▶ _Extracted information_
○ ○ ○ ○

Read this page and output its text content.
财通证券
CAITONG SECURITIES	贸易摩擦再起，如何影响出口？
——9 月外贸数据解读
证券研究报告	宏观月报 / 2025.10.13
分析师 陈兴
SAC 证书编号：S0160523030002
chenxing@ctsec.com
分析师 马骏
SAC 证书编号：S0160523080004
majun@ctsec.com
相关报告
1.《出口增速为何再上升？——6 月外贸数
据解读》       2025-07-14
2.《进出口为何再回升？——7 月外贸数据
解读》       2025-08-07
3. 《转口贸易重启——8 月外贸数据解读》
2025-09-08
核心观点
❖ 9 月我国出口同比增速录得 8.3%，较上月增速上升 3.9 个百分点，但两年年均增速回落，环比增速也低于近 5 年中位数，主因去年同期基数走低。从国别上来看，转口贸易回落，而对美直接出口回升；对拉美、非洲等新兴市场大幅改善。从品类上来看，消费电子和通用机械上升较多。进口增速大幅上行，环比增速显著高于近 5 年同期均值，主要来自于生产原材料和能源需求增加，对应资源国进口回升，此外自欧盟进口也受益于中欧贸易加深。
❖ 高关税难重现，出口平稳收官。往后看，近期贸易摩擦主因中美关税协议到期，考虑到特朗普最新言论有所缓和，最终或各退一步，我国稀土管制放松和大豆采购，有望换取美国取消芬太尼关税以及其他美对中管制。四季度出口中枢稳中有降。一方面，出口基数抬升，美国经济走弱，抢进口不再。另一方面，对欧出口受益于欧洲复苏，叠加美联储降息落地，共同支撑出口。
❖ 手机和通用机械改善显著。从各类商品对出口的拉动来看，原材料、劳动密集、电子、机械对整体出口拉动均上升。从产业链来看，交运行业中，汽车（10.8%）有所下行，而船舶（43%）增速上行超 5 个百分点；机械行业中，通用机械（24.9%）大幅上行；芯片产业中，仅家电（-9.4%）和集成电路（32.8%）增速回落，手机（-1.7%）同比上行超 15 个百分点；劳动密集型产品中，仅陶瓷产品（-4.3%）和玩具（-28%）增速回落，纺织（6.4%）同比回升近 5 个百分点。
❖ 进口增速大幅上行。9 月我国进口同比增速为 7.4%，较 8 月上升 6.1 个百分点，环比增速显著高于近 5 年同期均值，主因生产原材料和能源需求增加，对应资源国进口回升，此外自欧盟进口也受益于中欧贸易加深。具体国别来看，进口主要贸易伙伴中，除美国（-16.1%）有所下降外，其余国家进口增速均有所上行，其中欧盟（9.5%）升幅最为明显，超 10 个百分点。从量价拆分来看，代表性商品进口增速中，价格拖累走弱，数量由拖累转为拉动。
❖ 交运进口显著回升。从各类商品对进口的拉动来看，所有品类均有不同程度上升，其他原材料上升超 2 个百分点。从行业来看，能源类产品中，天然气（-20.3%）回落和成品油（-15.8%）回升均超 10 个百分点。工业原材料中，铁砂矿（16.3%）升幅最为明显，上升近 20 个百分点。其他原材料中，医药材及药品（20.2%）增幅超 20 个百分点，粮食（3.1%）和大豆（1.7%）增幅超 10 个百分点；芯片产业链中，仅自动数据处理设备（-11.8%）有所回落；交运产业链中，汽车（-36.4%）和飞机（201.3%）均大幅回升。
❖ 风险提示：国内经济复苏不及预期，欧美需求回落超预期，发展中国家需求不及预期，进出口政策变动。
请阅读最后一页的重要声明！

○ ○ ○ ○

▶ _Task to complete_
Output the entries exactly.

▶ _Response below_
Read this page and output its text content.
财通证券
CAITONG SECURITIES	贸易摩擦再起，如何影响出口？
——9 月外贸数据解读
证券研究报告	宏观月报 / 2025.10.13
分析师 陈兴
SAC 证书编号：S0160523030002
chenxing@ctsec.com
分析师 马骏
SAC 证书编号：S0160523080004
majun@ctsec.com
相关报告
1.《出口增速为何再上升？——6 月外贸数
据解读》       2025-07-14
2.《进出口为何再回升？——7 月外贸数据
解读》       2025-08-07
3. 《转口贸易重启——8 月外贸数据解读》
2025-09-08
核心观点
❖ 9 月我国出口同比增速录得 8.3%，较上月增速上升 3.9 个百分点，但两年年均增速回落，环比增速也低于近 5 年中位数，主因去年同期基数走低。从国别上来看，转口贸易回落，而对美直接出口回升；对拉美、非洲等新兴市场大幅改善。从品类上来看，消费电子和通用机械上升较多。进口增速大幅上行，环比增速显著高于近 5 年同期均值，主要来自于生产原材料和能源需求增加，对应资源国进口回升，此外自欧盟进口也受益于中欧贸易加深。
❖ 高关税难重现，出口平稳收官。往后看，近期贸易摩擦主因中美关税协议到期，考虑到特朗普最新言论有所缓和，最终或各退一步，我国稀土管制放松和大豆采购，有望换取美国取消芬太尼关税以及其他美对中管制。四季度出口中枢稳中有降。一方面，出口基数抬升，美国经济走弱，抢进口不再。另一方面，对欧出口受益于欧洲复苏，叠加美联储降息落地，共同支撑出口。
❖ 手机和通用机械改善显著。从各类商品对出口的拉动来看，原材料、劳动密集、电子、机械对整体出口拉动均上升。从产业链来看，交运行业中，汽车（10.8%）有所下行，而船舶（43%）增速上行超 5 个百分点；机械行业中，通用机械（24.9%）大幅上行；芯片产业中，仅家电（-9.4%）和集成电路（32.8%）增速回落，手机（-1.7%）同比上行超 15 个百分点；劳动密集型产品中，仅陶瓷产品（-4.3%）和玩具（-28%）增速回落，纺织（6.4%）同比回升近 5 个百分点。
❖ 进口增速大幅上行。9 月我国进口同比增速为 7.4%，较 8 月上升 6.1 个百分点，环比增速显著高于近 5 年同期均值，主因生产原材料和能源需求增加，对应资源国进口回升，此外自欧盟进口也受益于中欧贸易加深。具体国别来看，进口主要贸易伙伴中，除美国（-16.1%）有所下降外，其余国家进口增速均有所上行，其中欧盟（9.5%）升幅最为明显，超 10 个百分点。从量价拆分来看，代表性商品进口增速中，价格拖累走弱，数量由拖累转为拉动。
❖ 交运进口显著回升。从各类商品对进口的拉动来看，所有品类均有不同程度上升，其他原材料上升超 2 个百分点。从行业来看，能源类产品中，天然气（-20.3%）回落和成品油（-15.8%）回升均超 10 个百分点。工业原材料中，铁砂矿（16.3%）升幅最为明显，上升近 20 个百分点。其他原材料中，医药材及药品（20.2%）增幅超 20 个百分点，粮食（3.1%）和大豆（1.7%）增幅超 10 个百分点；芯片产业链中，仅自动数据处理设备（-11.8%）有所回落；交运产业链中，汽车（-36.4%）和飞机（201.3%）均大幅回升。
❖ 风险提示：国内经济复苏不及预期，欧美需求回落超预期，发展中国家需求不及预期，进出口政策变动。
请阅读最后一页的重要声明！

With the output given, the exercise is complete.